Problem to work on |
Reproduce verbatim the lines of the material from the one with "346, 428, 367]" to the one with "349, 93, 369]", both included, and nothing else.
===== Dataset entries
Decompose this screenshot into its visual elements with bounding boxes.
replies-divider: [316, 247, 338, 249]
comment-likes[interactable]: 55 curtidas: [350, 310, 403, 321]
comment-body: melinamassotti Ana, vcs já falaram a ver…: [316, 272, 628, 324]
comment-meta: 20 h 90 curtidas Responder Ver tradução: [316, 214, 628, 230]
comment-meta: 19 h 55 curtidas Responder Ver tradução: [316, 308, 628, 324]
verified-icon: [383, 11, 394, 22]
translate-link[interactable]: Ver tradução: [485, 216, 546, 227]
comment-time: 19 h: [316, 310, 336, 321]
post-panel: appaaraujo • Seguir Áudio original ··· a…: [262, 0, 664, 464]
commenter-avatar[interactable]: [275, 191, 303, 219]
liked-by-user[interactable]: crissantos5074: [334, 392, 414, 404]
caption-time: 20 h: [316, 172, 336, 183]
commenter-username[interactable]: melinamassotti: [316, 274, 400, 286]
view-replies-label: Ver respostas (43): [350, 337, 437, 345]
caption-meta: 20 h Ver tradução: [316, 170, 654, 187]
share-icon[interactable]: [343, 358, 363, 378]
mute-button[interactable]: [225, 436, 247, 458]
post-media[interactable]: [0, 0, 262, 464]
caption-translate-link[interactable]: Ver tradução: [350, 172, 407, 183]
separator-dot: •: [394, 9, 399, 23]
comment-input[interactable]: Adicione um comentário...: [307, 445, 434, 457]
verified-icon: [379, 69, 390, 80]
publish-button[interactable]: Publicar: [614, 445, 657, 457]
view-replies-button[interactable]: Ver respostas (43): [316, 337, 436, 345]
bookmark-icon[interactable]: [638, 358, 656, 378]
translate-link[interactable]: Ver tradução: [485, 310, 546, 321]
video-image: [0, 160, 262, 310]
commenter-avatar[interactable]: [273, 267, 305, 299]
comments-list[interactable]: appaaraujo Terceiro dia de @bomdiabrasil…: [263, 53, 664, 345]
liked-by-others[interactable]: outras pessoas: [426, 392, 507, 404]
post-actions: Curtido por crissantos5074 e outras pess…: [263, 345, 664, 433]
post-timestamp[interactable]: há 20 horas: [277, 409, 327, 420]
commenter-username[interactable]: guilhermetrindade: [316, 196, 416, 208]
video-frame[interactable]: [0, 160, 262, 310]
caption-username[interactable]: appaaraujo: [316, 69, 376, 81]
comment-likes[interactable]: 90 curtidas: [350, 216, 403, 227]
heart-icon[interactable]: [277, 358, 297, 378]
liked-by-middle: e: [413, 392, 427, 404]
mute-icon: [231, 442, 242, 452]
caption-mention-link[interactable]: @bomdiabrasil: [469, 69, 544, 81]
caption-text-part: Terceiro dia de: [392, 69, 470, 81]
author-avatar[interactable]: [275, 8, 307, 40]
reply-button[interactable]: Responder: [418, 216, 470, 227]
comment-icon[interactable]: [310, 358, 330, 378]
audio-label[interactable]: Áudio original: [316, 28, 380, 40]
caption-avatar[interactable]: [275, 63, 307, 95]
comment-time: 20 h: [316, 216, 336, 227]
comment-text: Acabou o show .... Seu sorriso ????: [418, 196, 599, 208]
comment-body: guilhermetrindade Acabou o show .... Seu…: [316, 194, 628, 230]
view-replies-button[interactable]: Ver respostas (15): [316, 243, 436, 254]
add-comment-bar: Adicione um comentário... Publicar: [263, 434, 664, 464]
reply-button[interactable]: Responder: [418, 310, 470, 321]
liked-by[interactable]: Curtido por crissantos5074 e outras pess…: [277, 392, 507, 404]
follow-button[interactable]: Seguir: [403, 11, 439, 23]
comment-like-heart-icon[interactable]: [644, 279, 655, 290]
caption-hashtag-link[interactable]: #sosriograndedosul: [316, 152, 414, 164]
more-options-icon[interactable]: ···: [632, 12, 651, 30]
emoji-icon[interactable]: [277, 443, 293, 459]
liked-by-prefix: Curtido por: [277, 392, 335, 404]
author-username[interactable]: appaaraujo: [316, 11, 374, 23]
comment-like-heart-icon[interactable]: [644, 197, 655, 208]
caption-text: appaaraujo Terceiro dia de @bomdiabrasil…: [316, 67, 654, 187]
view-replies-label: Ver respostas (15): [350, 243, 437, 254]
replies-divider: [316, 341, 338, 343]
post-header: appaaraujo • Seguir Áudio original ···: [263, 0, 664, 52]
==========
===== Dataset entries
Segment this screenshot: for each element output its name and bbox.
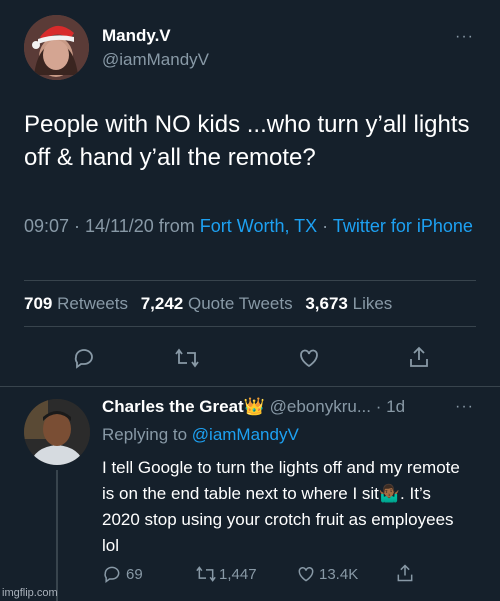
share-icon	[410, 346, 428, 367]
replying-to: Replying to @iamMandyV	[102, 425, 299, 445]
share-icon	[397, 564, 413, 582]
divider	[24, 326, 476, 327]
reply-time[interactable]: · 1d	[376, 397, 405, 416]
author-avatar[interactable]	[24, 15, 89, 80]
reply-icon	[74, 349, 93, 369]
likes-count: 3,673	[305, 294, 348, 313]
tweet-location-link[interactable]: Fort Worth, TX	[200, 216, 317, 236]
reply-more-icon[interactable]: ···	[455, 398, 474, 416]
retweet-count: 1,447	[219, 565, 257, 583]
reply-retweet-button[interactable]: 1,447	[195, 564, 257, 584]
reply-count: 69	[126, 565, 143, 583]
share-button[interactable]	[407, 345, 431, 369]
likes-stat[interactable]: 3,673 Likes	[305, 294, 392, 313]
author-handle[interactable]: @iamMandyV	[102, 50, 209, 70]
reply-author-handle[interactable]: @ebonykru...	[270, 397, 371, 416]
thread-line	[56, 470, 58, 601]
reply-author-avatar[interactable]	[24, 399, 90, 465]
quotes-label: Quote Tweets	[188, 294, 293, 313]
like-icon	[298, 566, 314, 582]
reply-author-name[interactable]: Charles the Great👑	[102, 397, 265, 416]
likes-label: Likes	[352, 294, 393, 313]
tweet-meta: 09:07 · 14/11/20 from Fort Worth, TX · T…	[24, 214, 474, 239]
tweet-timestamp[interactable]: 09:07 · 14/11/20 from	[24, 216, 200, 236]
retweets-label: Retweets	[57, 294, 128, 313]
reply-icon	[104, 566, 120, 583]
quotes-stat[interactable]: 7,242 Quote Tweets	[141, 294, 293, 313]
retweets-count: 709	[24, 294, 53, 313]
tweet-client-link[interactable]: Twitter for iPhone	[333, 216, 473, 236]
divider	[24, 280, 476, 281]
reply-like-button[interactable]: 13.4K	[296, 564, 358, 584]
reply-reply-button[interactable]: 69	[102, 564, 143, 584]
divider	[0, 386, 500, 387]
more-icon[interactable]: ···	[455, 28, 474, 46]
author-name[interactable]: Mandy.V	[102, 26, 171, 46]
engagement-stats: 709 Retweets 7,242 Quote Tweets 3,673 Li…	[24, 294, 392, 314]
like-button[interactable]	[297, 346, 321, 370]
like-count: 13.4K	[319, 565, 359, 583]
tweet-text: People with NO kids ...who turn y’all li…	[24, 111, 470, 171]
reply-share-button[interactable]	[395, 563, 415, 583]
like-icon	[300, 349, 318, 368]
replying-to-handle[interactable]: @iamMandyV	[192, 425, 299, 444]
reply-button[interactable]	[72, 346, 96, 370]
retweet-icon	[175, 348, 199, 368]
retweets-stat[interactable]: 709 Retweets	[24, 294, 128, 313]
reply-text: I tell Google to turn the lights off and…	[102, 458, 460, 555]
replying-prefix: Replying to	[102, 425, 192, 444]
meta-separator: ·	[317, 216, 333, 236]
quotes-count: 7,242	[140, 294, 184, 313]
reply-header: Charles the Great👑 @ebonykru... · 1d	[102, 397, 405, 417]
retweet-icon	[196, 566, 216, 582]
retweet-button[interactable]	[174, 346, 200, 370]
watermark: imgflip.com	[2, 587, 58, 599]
==========
Task response |
share-icon	[410, 346, 428, 367]
replying-to: Replying to @iamMandyV	[102, 425, 299, 445]
share-icon	[397, 564, 413, 582]
divider	[24, 326, 476, 327]
reply-time[interactable]: · 1d	[376, 397, 405, 416]
author-avatar[interactable]	[24, 15, 89, 80]
reply-icon	[74, 349, 93, 369]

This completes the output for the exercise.